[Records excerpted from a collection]

>>

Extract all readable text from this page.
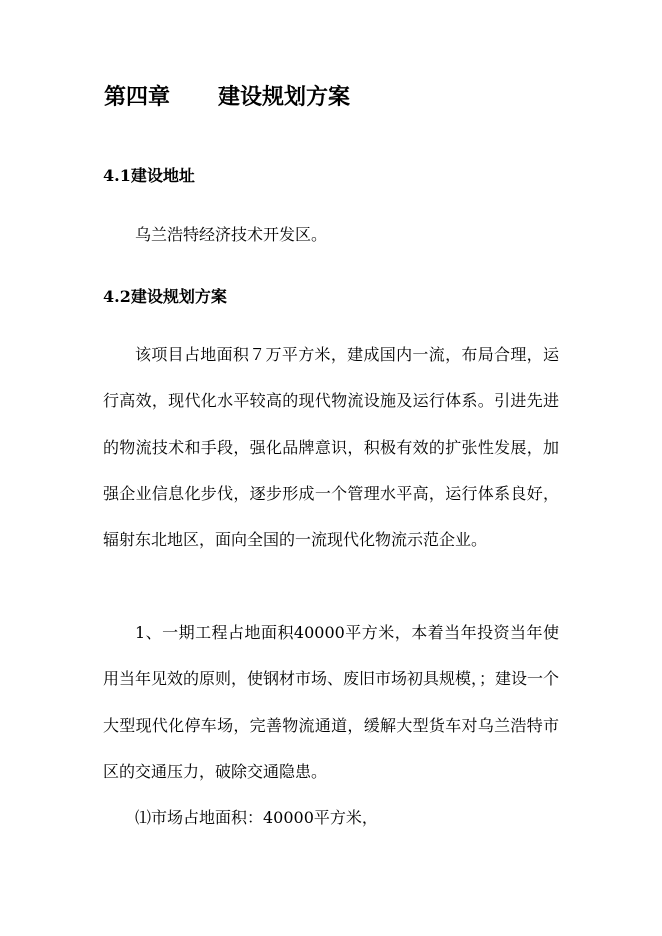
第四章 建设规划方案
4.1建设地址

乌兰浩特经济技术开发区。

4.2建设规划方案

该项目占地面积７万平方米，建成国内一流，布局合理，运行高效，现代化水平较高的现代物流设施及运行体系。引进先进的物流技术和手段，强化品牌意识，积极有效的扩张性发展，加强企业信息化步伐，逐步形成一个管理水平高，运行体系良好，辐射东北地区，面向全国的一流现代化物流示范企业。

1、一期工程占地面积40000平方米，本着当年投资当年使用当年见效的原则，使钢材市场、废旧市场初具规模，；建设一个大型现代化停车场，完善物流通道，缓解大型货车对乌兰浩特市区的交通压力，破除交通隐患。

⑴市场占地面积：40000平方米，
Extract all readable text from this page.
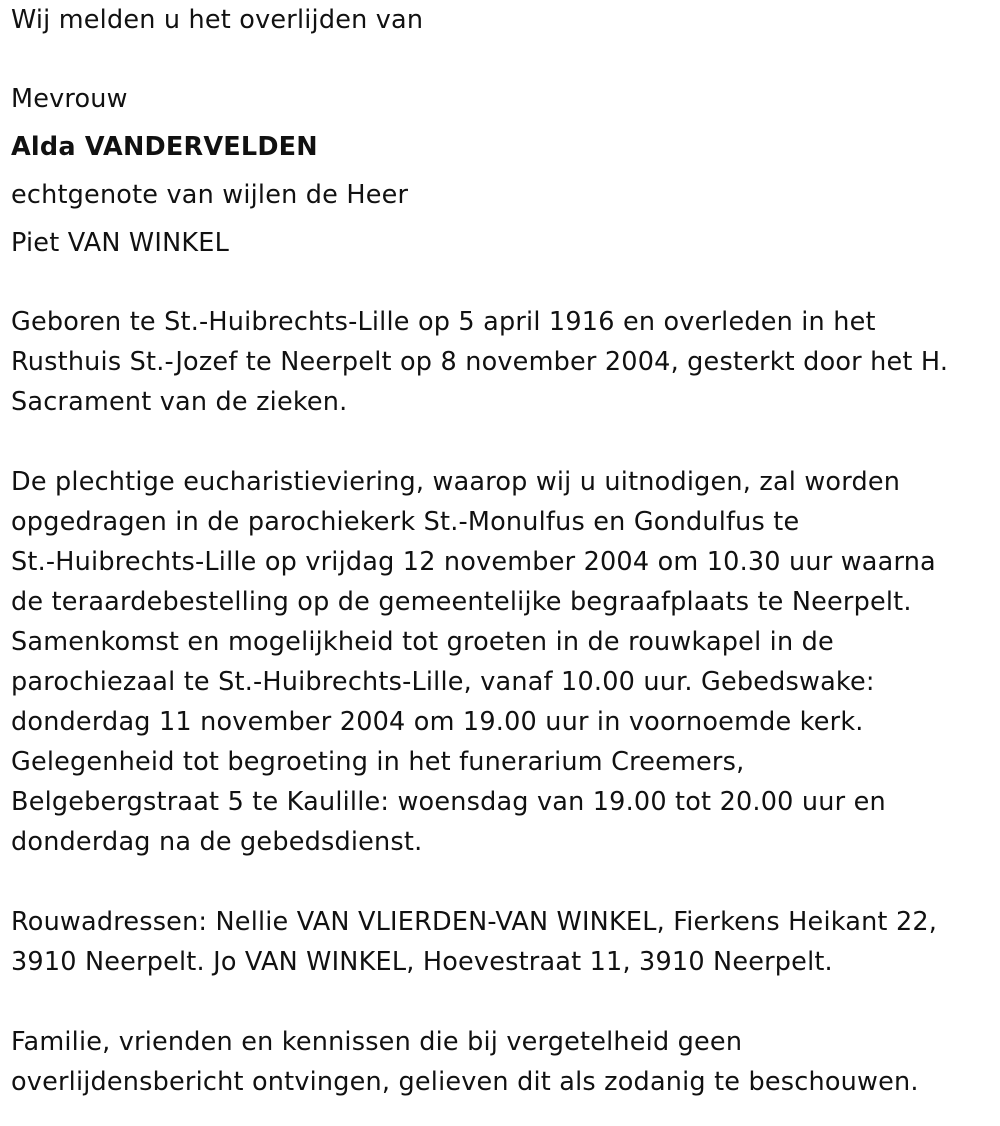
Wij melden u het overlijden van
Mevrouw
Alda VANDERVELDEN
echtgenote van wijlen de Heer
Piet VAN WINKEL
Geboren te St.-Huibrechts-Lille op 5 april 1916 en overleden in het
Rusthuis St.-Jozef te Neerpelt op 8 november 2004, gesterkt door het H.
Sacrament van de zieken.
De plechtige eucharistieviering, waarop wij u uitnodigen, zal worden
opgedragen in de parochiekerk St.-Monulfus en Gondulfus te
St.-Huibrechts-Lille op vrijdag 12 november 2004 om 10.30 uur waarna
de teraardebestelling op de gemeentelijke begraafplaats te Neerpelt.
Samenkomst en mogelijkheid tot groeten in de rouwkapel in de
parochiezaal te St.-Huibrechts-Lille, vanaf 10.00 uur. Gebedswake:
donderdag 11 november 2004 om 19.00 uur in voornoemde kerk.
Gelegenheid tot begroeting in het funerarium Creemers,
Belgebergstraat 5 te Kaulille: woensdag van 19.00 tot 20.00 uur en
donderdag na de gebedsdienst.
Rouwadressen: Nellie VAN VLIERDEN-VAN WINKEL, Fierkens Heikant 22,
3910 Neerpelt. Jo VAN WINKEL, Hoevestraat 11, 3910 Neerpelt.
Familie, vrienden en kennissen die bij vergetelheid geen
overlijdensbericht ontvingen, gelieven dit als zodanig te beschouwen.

<<

» To do
Only the number is wanted: how many lines of the material contain the word "WINKEL"?

» Answer to this exercise
3